══ Data section

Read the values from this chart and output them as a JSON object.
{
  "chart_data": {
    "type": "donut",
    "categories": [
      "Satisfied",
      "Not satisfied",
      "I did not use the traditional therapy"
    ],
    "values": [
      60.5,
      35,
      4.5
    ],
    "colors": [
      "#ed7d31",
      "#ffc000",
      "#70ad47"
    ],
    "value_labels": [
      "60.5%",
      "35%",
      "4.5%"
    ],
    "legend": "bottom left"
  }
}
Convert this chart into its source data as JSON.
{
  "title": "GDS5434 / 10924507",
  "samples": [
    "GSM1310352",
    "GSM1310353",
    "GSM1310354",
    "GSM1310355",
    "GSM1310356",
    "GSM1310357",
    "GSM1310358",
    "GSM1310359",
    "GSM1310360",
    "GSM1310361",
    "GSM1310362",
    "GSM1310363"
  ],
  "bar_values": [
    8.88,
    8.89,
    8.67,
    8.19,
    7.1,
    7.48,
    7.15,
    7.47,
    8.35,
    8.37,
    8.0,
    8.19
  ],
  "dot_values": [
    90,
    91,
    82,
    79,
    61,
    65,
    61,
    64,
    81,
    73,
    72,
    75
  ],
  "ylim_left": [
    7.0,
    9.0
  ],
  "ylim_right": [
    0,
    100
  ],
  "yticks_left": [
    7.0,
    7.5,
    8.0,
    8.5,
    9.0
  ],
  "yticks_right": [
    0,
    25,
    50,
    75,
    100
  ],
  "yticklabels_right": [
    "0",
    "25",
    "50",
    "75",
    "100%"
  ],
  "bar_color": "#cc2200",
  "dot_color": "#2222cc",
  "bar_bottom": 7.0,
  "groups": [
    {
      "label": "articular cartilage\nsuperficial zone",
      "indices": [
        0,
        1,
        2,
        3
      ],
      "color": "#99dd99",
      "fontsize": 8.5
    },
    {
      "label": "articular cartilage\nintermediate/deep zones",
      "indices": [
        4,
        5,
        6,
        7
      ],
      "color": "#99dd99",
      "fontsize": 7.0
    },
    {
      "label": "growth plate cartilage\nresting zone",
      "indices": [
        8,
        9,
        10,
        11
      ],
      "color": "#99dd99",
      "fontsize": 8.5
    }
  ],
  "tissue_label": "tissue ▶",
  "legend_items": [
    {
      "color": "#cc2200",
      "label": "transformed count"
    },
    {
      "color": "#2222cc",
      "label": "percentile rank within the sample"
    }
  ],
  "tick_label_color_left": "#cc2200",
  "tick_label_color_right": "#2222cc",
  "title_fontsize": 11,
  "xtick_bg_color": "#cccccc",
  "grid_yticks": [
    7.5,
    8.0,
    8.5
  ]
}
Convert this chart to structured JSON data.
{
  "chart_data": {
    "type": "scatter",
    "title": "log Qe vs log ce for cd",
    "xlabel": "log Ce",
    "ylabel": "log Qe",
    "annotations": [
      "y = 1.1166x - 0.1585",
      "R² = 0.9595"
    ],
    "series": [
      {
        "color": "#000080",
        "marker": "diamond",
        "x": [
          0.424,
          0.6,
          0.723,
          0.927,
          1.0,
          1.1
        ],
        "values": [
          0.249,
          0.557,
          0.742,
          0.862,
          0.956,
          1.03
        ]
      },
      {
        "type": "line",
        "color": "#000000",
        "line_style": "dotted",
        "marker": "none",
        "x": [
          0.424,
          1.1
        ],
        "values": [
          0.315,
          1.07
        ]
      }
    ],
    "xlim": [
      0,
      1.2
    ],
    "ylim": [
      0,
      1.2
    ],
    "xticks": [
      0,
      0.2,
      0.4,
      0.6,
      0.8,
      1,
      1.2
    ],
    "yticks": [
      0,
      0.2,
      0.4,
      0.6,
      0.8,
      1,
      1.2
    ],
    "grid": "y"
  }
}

════

### [Prompt]
Transcribe the records above exactly, but only from the line that contains "Convert this chart to structured JSON data." through their final line, inclusive.

### [Response to the task]
Convert this chart to structured JSON data.
{
  "chart_data": {
    "type": "scatter",
    "title": "log Qe vs log ce for cd",
    "xlabel": "log Ce",
    "ylabel": "log Qe",
    "annotations": [
      "y = 1.1166x - 0.1585",
      "R² = 0.9595"
    ],
    "series": [
      {
        "color": "#000080",
        "marker": "diamond",
        "x": [
          0.424,
          0.6,
          0.723,
          0.927,
          1.0,
          1.1
        ],
        "values": [
          0.249,
          0.557,
          0.742,
          0.862,
          0.956,
          1.03
        ]
      },
      {
        "type": "line",
        "color": "#000000",
        "line_style": "dotted",
        "marker": "none",
        "x": [
          0.424,
          1.1
        ],
        "values": [
          0.315,
          1.07
        ]
      }
    ],
    "xlim": [
      0,
      1.2
    ],
    "ylim": [
      0,
      1.2
    ],
    "xticks": [
      0,
      0.2,
      0.4,
      0.6,
      0.8,
      1,
      1.2
    ],
    "yticks": [
      0,
      0.2,
      0.4,
      0.6,
      0.8,
      1,
      1.2
    ],
    "grid": "y"
  }
}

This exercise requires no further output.